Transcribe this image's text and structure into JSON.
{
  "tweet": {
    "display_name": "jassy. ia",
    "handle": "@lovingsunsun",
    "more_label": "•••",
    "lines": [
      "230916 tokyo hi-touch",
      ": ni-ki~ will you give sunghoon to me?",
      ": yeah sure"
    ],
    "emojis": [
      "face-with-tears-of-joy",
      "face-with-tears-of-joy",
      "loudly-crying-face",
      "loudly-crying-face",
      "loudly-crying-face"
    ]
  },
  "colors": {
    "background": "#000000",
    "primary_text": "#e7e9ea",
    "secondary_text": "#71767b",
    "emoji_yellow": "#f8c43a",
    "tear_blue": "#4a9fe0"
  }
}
§
Set exercise> Your task is to retype all the records above with nothing left out.

Exercise answer>
Transcribe this image's text and structure into JSON.
{
  "tweet": {
    "display_name": "jassy. ia",
    "handle": "@lovingsunsun",
    "more_label": "•••",
    "lines": [
      "230916 tokyo hi-touch",
      ": ni-ki~ will you give sunghoon to me?",
      ": yeah sure"
    ],
    "emojis": [
      "face-with-tears-of-joy",
      "face-with-tears-of-joy",
      "loudly-crying-face",
      "loudly-crying-face",
      "loudly-crying-face"
    ]
  },
  "colors": {
    "background": "#000000",
    "primary_text": "#e7e9ea",
    "secondary_text": "#71767b",
    "emoji_yellow": "#f8c43a",
    "tear_blue": "#4a9fe0"
  }
}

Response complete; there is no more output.